* **Dataset content**:
## Begin

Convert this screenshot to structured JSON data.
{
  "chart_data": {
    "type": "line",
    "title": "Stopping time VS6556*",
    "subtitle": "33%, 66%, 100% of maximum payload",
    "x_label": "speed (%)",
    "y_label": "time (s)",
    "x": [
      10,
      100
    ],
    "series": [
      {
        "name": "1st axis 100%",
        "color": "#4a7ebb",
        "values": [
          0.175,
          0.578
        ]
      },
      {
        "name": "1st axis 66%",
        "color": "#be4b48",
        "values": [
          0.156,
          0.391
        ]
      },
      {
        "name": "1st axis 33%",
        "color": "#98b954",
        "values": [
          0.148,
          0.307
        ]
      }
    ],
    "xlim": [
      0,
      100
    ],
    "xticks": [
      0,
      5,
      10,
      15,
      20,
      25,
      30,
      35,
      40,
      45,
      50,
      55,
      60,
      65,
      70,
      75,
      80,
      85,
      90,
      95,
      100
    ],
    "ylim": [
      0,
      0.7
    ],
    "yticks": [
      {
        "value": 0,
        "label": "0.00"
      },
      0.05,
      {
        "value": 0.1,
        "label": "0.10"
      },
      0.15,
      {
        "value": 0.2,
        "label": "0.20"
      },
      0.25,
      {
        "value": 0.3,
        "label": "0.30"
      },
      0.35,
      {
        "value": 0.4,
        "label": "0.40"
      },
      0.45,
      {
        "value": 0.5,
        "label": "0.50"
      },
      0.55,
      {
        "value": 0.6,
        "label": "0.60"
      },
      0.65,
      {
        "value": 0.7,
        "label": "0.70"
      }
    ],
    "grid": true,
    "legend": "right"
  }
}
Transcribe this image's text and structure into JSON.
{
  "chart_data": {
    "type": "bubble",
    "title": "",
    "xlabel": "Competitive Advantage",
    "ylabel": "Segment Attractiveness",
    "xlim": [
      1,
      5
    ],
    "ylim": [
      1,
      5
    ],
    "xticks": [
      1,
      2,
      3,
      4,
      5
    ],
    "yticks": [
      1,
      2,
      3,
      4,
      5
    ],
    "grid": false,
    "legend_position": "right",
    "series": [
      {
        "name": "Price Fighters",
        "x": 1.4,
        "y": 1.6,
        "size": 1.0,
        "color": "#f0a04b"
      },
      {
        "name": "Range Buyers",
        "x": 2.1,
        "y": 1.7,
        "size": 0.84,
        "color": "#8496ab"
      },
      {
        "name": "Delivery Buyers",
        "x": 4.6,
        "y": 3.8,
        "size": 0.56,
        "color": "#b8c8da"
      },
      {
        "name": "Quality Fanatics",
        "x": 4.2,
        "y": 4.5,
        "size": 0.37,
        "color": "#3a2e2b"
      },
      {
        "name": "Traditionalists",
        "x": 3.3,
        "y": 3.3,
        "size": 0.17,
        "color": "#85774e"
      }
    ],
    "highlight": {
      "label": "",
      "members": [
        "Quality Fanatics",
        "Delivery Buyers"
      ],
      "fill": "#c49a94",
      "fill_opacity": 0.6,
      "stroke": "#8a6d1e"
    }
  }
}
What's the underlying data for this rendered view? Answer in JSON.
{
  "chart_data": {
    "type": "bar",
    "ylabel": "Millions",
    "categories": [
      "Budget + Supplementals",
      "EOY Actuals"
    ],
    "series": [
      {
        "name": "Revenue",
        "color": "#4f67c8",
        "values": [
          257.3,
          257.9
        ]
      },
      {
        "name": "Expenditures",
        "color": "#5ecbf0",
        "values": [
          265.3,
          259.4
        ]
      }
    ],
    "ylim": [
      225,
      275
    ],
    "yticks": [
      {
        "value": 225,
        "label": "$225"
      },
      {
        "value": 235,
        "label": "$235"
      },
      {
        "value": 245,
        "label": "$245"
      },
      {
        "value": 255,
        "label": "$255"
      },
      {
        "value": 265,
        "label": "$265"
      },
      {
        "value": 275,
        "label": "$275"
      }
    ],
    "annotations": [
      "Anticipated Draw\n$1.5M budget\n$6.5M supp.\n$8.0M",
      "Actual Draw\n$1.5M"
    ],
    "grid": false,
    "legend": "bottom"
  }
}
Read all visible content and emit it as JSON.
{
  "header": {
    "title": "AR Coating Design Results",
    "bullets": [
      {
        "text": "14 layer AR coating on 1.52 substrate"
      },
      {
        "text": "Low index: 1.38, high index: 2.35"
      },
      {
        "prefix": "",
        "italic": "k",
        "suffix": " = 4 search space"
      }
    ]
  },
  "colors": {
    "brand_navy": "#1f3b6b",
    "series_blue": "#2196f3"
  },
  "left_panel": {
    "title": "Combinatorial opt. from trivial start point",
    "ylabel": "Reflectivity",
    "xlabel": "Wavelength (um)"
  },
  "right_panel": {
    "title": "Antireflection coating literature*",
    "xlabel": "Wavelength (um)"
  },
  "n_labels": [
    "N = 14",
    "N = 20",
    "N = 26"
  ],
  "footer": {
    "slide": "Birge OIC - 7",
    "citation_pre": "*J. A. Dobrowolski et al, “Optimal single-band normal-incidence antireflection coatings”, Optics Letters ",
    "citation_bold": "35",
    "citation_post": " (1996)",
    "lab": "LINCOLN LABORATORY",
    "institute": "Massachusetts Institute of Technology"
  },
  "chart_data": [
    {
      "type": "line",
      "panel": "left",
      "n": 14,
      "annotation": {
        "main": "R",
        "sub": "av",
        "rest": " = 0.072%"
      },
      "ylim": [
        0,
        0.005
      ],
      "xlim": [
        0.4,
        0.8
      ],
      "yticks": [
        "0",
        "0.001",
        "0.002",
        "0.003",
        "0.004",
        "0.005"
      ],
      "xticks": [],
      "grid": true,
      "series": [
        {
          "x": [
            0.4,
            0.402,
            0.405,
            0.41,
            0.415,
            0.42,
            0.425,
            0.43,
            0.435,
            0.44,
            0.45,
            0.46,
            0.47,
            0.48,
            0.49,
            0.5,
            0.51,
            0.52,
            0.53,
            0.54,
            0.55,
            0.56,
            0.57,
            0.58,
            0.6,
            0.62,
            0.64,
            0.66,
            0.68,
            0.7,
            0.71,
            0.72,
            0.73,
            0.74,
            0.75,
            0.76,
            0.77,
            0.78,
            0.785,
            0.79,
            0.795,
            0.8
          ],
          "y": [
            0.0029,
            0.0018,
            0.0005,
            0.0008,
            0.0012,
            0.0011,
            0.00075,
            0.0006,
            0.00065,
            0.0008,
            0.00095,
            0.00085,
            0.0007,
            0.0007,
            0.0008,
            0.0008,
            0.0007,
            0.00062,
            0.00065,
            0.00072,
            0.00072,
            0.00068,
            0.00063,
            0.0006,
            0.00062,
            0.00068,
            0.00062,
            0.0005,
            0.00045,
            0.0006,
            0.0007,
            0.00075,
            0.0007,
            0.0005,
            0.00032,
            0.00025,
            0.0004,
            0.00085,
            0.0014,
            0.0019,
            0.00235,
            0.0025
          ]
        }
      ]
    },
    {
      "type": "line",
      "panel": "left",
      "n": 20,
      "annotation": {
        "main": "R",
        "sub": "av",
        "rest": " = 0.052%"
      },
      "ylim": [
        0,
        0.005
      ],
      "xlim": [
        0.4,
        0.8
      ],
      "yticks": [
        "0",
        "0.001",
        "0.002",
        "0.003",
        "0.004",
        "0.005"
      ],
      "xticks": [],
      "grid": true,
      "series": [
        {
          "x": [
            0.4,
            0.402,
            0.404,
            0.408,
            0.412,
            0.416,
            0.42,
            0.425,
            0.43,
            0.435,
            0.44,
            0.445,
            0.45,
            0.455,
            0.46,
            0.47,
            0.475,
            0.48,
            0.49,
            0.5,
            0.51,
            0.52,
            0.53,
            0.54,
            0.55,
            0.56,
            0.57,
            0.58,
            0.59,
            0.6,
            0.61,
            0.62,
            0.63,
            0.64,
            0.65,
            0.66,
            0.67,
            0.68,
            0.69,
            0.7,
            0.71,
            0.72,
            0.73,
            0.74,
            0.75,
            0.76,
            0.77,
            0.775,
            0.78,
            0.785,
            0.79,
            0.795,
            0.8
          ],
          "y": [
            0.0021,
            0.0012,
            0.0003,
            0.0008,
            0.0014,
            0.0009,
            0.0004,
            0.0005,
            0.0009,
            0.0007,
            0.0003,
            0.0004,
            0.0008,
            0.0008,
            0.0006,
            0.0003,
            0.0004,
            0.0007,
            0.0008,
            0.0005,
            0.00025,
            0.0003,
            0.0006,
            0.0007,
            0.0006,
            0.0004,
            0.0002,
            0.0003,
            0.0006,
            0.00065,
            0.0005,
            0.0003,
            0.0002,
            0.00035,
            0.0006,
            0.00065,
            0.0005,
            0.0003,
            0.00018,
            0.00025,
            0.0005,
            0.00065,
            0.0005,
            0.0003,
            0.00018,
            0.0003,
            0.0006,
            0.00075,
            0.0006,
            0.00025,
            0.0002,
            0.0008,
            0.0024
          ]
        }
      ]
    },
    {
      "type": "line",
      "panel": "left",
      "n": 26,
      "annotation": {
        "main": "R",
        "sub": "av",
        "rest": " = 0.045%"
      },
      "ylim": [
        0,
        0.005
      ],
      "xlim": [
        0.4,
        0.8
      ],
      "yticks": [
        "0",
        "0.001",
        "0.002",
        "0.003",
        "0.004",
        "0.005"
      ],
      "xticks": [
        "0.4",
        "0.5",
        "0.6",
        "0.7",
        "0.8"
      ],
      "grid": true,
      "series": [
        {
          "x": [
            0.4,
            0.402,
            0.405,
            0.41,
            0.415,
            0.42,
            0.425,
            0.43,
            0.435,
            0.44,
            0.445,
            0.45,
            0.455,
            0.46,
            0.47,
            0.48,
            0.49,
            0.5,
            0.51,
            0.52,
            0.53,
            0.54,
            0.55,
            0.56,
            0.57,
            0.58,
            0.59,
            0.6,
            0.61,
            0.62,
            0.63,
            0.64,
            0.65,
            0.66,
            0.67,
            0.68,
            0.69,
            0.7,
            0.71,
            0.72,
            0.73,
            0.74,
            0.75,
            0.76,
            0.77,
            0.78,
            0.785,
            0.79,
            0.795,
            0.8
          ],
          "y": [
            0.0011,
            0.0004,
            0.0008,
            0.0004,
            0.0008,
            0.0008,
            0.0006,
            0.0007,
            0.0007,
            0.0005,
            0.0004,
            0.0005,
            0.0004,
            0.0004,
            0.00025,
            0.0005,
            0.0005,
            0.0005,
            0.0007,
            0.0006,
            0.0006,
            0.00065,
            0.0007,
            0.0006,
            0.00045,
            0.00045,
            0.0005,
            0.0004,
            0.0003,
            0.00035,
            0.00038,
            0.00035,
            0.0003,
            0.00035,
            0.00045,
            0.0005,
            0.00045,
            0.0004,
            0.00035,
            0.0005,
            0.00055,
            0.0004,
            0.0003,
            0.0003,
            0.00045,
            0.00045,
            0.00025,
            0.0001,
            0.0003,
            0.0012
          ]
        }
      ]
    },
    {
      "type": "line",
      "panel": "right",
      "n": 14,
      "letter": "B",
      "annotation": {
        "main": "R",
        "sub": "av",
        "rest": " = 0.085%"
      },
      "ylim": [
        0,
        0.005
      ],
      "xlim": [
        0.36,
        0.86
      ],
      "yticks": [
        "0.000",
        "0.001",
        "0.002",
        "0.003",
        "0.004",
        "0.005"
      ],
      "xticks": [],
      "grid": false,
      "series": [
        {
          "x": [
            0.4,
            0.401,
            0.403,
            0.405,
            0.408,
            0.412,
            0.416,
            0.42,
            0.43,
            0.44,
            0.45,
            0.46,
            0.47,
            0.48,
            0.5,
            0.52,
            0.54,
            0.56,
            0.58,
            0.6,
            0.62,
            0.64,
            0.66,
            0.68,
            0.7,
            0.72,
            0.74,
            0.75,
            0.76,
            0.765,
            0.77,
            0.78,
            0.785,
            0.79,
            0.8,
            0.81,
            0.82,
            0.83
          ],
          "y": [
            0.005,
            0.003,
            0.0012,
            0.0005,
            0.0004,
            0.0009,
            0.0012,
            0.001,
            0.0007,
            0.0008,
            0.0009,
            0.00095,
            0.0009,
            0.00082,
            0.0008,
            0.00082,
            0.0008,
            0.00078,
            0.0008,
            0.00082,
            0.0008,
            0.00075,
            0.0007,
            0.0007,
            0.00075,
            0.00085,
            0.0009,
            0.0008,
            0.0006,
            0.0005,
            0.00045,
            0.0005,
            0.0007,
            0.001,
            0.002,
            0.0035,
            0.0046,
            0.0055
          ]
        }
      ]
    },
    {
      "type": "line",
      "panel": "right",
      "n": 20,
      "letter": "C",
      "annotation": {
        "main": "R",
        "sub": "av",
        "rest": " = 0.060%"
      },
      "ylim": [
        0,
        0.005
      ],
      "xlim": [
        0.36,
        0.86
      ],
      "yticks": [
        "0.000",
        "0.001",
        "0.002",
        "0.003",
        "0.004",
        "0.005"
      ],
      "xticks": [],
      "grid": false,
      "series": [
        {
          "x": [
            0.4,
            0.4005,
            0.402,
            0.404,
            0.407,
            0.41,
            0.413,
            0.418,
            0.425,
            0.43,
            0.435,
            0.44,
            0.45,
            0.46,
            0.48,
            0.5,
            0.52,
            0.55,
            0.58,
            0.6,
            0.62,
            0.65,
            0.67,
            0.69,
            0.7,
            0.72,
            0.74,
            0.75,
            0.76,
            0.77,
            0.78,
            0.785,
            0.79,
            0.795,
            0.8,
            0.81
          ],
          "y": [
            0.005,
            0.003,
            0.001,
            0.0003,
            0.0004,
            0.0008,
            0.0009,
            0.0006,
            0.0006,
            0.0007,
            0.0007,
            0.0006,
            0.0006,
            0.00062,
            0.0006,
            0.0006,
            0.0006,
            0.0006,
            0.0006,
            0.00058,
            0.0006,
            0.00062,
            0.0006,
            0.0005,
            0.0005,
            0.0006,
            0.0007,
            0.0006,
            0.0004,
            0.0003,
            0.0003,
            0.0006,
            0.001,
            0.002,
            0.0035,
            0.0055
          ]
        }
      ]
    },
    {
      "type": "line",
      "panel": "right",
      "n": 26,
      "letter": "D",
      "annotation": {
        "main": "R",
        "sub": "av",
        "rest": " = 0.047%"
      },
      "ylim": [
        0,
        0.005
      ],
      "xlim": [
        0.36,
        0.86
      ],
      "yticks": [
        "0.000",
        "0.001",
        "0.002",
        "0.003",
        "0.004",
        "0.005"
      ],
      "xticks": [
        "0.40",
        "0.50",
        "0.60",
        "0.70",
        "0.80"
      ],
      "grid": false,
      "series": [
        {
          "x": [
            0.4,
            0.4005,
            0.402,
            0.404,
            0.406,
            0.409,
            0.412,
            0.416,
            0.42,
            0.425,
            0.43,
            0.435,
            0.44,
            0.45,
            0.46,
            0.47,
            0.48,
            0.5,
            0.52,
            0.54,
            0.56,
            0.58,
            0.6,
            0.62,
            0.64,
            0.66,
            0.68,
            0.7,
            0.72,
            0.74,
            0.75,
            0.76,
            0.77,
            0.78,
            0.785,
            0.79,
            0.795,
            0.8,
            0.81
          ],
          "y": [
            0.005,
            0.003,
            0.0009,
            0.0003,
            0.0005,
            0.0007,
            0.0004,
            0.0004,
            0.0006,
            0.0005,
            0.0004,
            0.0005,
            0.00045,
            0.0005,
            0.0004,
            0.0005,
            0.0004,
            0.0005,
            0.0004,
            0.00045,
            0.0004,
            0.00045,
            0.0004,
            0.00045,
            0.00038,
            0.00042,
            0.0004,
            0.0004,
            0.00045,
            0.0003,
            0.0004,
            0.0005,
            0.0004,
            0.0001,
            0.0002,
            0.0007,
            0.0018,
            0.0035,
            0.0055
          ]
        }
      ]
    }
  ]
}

## End

* **Written problem**:
Lines holding the word "text" should be counted across the entries; state only how many there are.

* **Task result**:
3